── Available records

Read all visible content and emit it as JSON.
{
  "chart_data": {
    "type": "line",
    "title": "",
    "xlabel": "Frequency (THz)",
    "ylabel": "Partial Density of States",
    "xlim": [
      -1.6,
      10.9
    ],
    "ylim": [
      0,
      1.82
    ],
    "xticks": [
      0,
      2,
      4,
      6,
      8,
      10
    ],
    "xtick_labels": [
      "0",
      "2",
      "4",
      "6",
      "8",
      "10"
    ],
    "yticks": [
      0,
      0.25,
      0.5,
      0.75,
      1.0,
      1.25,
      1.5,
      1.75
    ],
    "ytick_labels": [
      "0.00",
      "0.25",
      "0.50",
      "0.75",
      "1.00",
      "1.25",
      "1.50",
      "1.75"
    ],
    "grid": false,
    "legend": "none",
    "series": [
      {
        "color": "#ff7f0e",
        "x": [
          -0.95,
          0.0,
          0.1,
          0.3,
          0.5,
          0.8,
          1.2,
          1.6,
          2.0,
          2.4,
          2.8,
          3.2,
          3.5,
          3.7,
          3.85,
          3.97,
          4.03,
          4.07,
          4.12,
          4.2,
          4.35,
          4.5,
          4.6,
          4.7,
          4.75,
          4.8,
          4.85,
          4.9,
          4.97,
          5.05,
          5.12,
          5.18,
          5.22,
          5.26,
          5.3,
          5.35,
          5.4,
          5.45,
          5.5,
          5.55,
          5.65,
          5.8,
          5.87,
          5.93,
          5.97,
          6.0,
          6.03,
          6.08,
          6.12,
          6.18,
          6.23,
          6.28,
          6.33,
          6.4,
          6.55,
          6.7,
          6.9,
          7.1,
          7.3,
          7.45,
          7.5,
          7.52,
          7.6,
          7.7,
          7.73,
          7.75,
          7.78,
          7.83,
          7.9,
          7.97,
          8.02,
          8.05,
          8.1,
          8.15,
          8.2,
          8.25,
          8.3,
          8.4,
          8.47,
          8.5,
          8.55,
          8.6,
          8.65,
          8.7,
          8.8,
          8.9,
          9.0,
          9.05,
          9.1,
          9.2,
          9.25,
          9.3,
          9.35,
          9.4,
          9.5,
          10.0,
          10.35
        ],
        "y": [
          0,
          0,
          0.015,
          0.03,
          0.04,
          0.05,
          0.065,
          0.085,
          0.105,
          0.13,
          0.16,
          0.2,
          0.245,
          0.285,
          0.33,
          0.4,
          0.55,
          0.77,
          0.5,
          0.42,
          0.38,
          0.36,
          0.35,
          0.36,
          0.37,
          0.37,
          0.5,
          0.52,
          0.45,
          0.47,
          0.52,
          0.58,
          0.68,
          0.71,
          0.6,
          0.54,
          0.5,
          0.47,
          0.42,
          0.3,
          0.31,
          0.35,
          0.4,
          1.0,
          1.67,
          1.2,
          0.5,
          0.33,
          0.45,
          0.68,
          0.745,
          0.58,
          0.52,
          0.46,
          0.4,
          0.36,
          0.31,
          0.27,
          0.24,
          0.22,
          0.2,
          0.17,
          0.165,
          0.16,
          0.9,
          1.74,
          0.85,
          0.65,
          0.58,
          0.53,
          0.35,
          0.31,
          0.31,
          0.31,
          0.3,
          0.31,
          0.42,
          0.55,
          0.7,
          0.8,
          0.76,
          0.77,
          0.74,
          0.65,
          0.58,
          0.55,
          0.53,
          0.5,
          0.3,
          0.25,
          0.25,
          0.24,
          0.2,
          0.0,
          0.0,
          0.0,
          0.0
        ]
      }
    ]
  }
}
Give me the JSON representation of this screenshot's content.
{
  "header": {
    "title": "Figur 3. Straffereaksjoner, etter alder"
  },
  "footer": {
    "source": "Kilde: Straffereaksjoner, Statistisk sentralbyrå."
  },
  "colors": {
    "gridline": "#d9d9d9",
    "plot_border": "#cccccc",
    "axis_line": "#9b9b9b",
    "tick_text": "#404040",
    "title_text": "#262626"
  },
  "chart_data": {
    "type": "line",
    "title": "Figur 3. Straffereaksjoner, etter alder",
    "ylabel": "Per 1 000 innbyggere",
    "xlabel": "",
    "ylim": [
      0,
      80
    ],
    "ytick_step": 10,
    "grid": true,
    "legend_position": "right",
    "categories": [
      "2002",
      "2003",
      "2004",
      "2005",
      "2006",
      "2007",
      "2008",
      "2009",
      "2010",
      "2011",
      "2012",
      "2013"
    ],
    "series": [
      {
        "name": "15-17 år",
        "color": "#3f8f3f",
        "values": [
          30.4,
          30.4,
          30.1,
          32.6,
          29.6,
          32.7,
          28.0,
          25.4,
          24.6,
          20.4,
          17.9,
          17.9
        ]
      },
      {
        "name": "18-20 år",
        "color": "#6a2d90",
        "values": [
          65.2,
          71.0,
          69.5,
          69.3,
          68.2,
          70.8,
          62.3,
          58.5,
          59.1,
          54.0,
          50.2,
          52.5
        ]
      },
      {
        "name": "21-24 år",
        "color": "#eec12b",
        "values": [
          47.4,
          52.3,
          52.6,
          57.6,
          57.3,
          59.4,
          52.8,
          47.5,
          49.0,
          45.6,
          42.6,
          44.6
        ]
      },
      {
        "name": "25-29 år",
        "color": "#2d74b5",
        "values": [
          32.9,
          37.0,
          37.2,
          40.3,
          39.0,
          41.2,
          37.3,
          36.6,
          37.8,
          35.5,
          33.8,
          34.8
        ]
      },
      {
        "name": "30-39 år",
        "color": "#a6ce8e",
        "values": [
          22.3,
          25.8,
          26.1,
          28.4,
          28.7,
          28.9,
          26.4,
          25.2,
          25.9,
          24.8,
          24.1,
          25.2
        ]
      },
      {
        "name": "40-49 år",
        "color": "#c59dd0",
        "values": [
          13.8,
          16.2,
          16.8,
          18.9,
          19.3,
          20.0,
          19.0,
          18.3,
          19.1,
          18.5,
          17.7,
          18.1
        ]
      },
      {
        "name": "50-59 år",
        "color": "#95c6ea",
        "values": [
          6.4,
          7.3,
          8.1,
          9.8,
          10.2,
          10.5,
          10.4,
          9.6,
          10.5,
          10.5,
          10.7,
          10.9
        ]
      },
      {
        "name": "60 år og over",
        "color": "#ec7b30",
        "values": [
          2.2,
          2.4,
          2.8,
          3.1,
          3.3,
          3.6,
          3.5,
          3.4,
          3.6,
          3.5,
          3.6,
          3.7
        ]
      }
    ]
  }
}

────

• Exercise details
Your task is to list each line of the records with the word "Figur".

• Response to this exercise
    "title": "Figur 3. Straffereaksjoner, etter alder"
    "title": "Figur 3. Straffereaksjoner, etter alder",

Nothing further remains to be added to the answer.